(Layout dataset entries)
[Start]
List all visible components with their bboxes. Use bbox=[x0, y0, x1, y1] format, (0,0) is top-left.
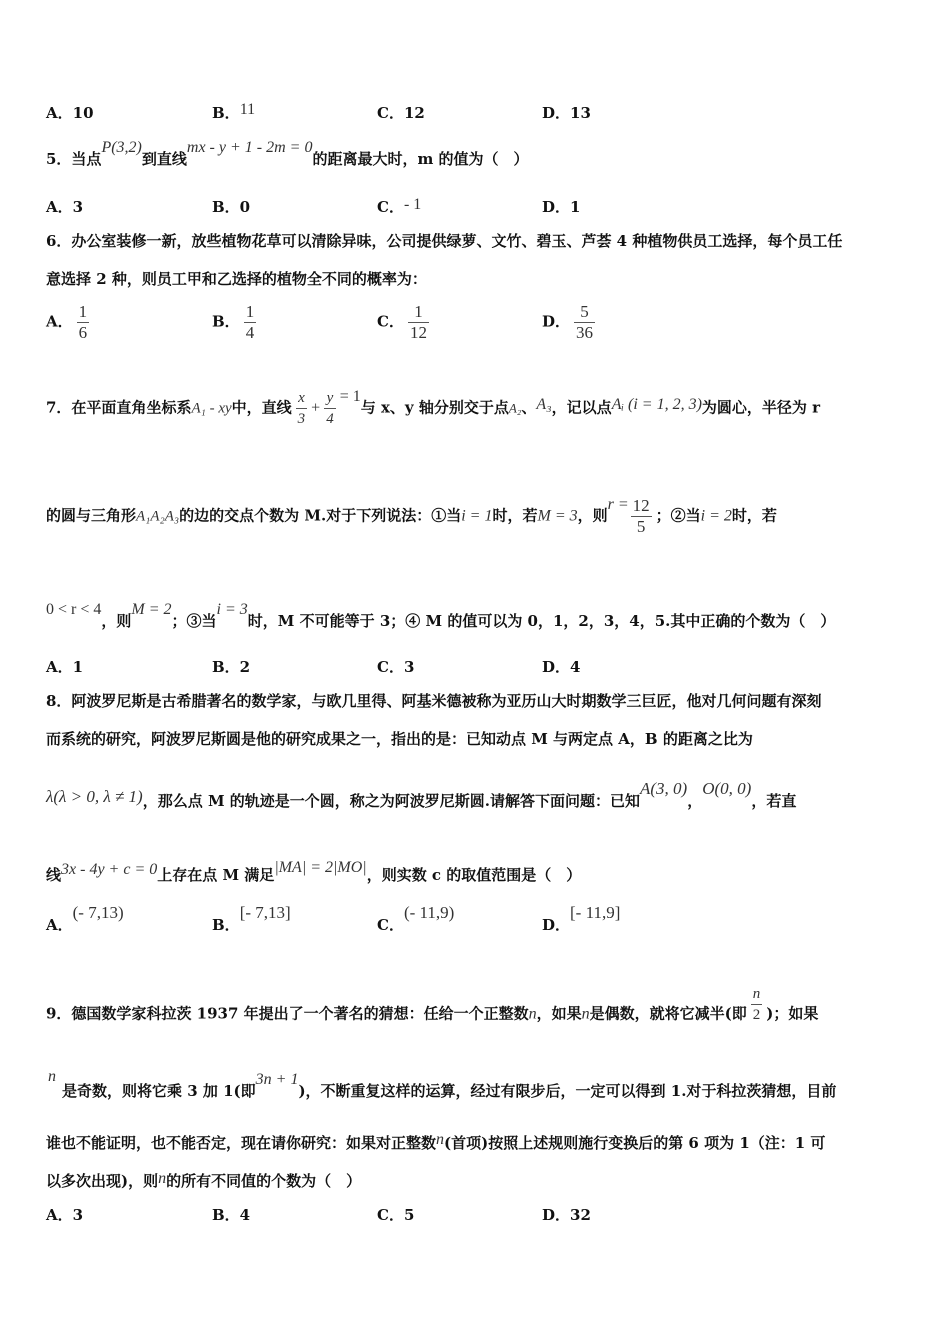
q9-half-frac bbox=[751, 984, 763, 1025]
q4-option-b bbox=[212, 102, 255, 123]
q8-option-d-math: [- 11,9] bbox=[570, 903, 621, 922]
q6-option-b bbox=[212, 302, 260, 343]
q8-condition: |MA| = 2|MO| bbox=[274, 859, 367, 876]
q7-option-a: A．1 bbox=[46, 658, 84, 676]
q7-l1-a: 7．在平面直角坐标系 bbox=[46, 398, 192, 417]
q8-l3-b: ，若直 bbox=[751, 792, 797, 810]
q7-l3-c: 时，M 不可能等于 3；④ M 的值可以为 0，1，2，3，4，5.其中正确的个数为（ ） bbox=[247, 612, 836, 630]
q9-stem-line1 bbox=[46, 986, 819, 1035]
q7-triangle: A₁A₂A₃ bbox=[136, 508, 180, 525]
q7-l2-f: 时，若 bbox=[731, 506, 777, 525]
q9-option-a: A．3 bbox=[46, 1206, 84, 1224]
q8-lambda: λ(λ > 0, λ ≠ 1) bbox=[46, 787, 143, 806]
q8-option-b-label: B． bbox=[212, 916, 240, 934]
q5-option-c-math: - 1 bbox=[403, 196, 422, 213]
q6-option-b-label: B． bbox=[212, 312, 240, 331]
q8-option-a bbox=[46, 903, 124, 935]
q5-point: P(3,2) bbox=[101, 139, 142, 156]
q8-l3-a: ，那么点 M 的轨迹是一个圆，称之为阿波罗尼斯圆.请解答下面问题：已知 bbox=[142, 792, 640, 810]
q7-r-range: 0 < r < 4 bbox=[46, 601, 102, 618]
q5-line-eq: mx - y + 1 - 2m = 0 bbox=[186, 139, 313, 156]
q6-option-a-label: A． bbox=[46, 312, 73, 331]
q7-frac-y-den: 4 bbox=[326, 411, 334, 427]
q8-l4-c: ，则实数 c 的取值范围是（ ） bbox=[366, 866, 582, 884]
q6-option-a bbox=[46, 302, 93, 343]
q8-l4-b: 上存在点 M 满足 bbox=[157, 866, 275, 884]
q8-l3-sep: ， bbox=[687, 792, 703, 810]
q6-option-b-frac bbox=[244, 302, 257, 343]
q4-option-b-math: 11 bbox=[239, 101, 256, 118]
q8-stem-line2: 而系统的研究，阿波罗尼斯圆是他的研究成果之一，指出的是：已知动点 M 与两定点 A，B 的距离之比为 bbox=[46, 730, 753, 748]
q6-stem-line1: 6．办公室装修一新，放些植物花草可以清除异味，公司提供绿萝、文竹、碧玉、芦荟 4 种植物供员工选择，每个员工任 bbox=[46, 232, 843, 250]
q7-a3: A₃ bbox=[536, 395, 552, 413]
q5-option-c bbox=[377, 196, 421, 217]
q7-r-num: 12 bbox=[632, 496, 650, 515]
q9-stem-line4 bbox=[46, 1170, 361, 1191]
q7-frac-x-den: 3 bbox=[297, 411, 306, 427]
q9-l2-b: )，不断重复这样的运算，经过有限步后，一定可以得到 1.对于科拉茨猜想，目前 bbox=[298, 1082, 837, 1100]
q6-stem-line2: 意选择 2 种，则员工甲和乙选择的植物全不同的概率为： bbox=[46, 270, 427, 288]
q7-l1-b: 中，直线 bbox=[231, 398, 292, 417]
q6-option-d-num: 5 bbox=[574, 302, 595, 323]
q8-option-d-label: D． bbox=[542, 916, 571, 934]
q8-option-c bbox=[377, 903, 455, 935]
q5-option-b: B．0 bbox=[212, 198, 251, 216]
q6-option-c-frac bbox=[408, 302, 429, 343]
q9-l4-a: 以多次出现)，则 bbox=[46, 1172, 159, 1190]
q7-stem-line3 bbox=[46, 601, 836, 631]
q9-half-num: n bbox=[751, 984, 763, 1005]
q5-option-a: A．3 bbox=[46, 198, 84, 216]
q5-prefix: 5．当点 bbox=[46, 150, 102, 168]
q4-option-b-label: B． bbox=[212, 104, 240, 122]
q7-stem-line2 bbox=[46, 496, 777, 537]
q9-option-b: B．4 bbox=[212, 1206, 251, 1224]
q9-l1-b: ，如果 bbox=[536, 1004, 582, 1023]
q8-stem-line4 bbox=[46, 859, 582, 885]
q9-n-1: n bbox=[528, 1005, 537, 1023]
q9-l4-b: 的所有不同值的个数为（ ） bbox=[166, 1172, 362, 1190]
q7-a2: A₂ bbox=[508, 400, 522, 416]
q9-stem-line2 bbox=[46, 1068, 837, 1101]
q9-l3-a: 谁也不能证明，也不能否定，现在请你研究：如果对正整数 bbox=[46, 1134, 437, 1152]
q7-frac-y-num: y bbox=[324, 388, 336, 409]
q8-option-a-label: A． bbox=[46, 916, 73, 934]
q4-option-a: A．10 bbox=[46, 104, 94, 122]
q8-option-d bbox=[542, 903, 621, 935]
q7-m2: M = 2 bbox=[131, 601, 172, 618]
q7-i1: i = 1 bbox=[461, 507, 493, 525]
q8-option-a-math: (- 7,13) bbox=[72, 903, 124, 922]
q7-frac-x-num: x bbox=[296, 388, 308, 409]
q6-option-c bbox=[377, 302, 433, 343]
q8-point-o: O(0, 0) bbox=[702, 779, 752, 798]
q7-l1-e: 为圆心，半径为 r bbox=[701, 398, 821, 417]
q7-l2-e: ；②当 bbox=[655, 506, 701, 525]
q8-line-eq: 3x - 4y + c = 0 bbox=[61, 861, 158, 878]
q7-l1-d: ，记以点 bbox=[551, 398, 612, 417]
q6-option-c-label: C． bbox=[377, 312, 404, 331]
q9-n-3: n bbox=[48, 1068, 56, 1085]
q7-frac-x bbox=[296, 388, 308, 429]
q7-sep: 、 bbox=[521, 398, 537, 417]
q6-option-c-num: 1 bbox=[408, 302, 429, 323]
q6-option-d bbox=[542, 302, 599, 343]
q9-l1-a: 9．德国数学家科拉茨 1937 年提出了一个著名的猜想：任给一个正整数 bbox=[46, 1004, 529, 1023]
q9-3n1: 3n + 1 bbox=[255, 1071, 299, 1088]
q9-n-2: n bbox=[581, 1005, 590, 1023]
q7-l3-b: ；③当 bbox=[171, 612, 217, 630]
q9-l1-c: 是偶数，就将它减半(即 bbox=[589, 1004, 747, 1023]
q6-option-c-den: 12 bbox=[409, 323, 427, 342]
q7-option-c: C．3 bbox=[377, 658, 415, 676]
q7-plus: + bbox=[311, 399, 321, 417]
q8-l4-a: 线 bbox=[46, 866, 62, 884]
q4-option-c: C．12 bbox=[377, 104, 425, 122]
q5-suffix: 的距离最大时，m 的值为（ ） bbox=[312, 150, 529, 168]
q7-m3: M = 3 bbox=[537, 507, 578, 525]
q6-option-a-den: 6 bbox=[78, 323, 88, 342]
q7-coord-sys: A₁ - xy bbox=[191, 400, 232, 417]
q8-stem-line1: 8．阿波罗尼斯是古希腊著名的数学家，与欧几里得、阿基米德被称为亚历山大时期数学三巨匠，他对几何问题有深刻 bbox=[46, 692, 822, 710]
q6-option-b-den: 4 bbox=[245, 323, 255, 342]
q5-option-c-label: C． bbox=[377, 198, 404, 216]
q7-l3-a: ，则 bbox=[101, 612, 132, 630]
q6-option-d-den: 36 bbox=[576, 323, 594, 342]
q8-option-b bbox=[212, 903, 291, 935]
q9-n-4: n bbox=[436, 1131, 445, 1148]
q6-option-d-frac bbox=[574, 302, 595, 343]
q7-stem-line1 bbox=[46, 388, 820, 429]
q4-option-d: D．13 bbox=[542, 104, 591, 122]
q7-l2-d: ，则 bbox=[577, 506, 608, 525]
q7-l1-c: 与 x、y 轴分别交于点 bbox=[360, 398, 509, 417]
q7-r-eq: r = bbox=[607, 495, 629, 513]
q9-l1-d: )；如果 bbox=[766, 1004, 819, 1023]
q6-option-b-num: 1 bbox=[245, 302, 255, 321]
q8-option-b-math: [- 7,13] bbox=[239, 903, 291, 922]
q9-l2-a: 是奇数，则将它乘 3 加 1(即 bbox=[62, 1082, 256, 1100]
q9-l3-b: (首项)按照上述规则施行变换后的第 6 项为 1（注：1 可 bbox=[444, 1134, 826, 1152]
q7-ai: Aᵢ (i = 1, 2, 3) bbox=[611, 395, 702, 413]
q9-option-c: C．5 bbox=[377, 1206, 415, 1224]
q8-option-c-math: (- 11,9) bbox=[403, 903, 455, 922]
q6-option-d-label: D． bbox=[542, 312, 571, 331]
q7-option-d: D．4 bbox=[542, 658, 581, 676]
q7-l2-a: 的圆与三角形 bbox=[46, 506, 137, 525]
q7-option-b: B．2 bbox=[212, 658, 251, 676]
q7-frac-y bbox=[324, 388, 336, 429]
q5-option-d: D．1 bbox=[542, 198, 581, 216]
q8-stem-line3 bbox=[46, 779, 797, 811]
q5-stem bbox=[46, 139, 529, 169]
q7-i2: i = 2 bbox=[700, 507, 732, 525]
q7-l2-b: 的边的交点个数为 M.对于下列说法：①当 bbox=[179, 506, 462, 525]
q7-i3: i = 3 bbox=[216, 601, 248, 618]
q7-eq1: = 1 bbox=[339, 387, 361, 405]
q6-option-a-num: 1 bbox=[78, 302, 88, 321]
q9-half-den: 2 bbox=[752, 1007, 761, 1023]
q6-option-a-frac bbox=[77, 302, 90, 343]
q7-r-den: 5 bbox=[636, 517, 646, 536]
q9-n-5: n bbox=[158, 1170, 167, 1187]
q8-point-a: A(3, 0) bbox=[640, 779, 688, 798]
q9-option-d: D．32 bbox=[542, 1206, 591, 1224]
q8-option-c-label: C． bbox=[377, 916, 404, 934]
q9-stem-line3 bbox=[46, 1132, 825, 1153]
q7-l2-c: 时，若 bbox=[492, 506, 538, 525]
q7-r-frac bbox=[631, 496, 652, 537]
q5-mid: 到直线 bbox=[141, 150, 187, 168]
[End]
_TASK BRIEF_
How many lines of the listing above contain the string "half"? Case matters; reply with the number only.

_CORRECT ANSWER_
3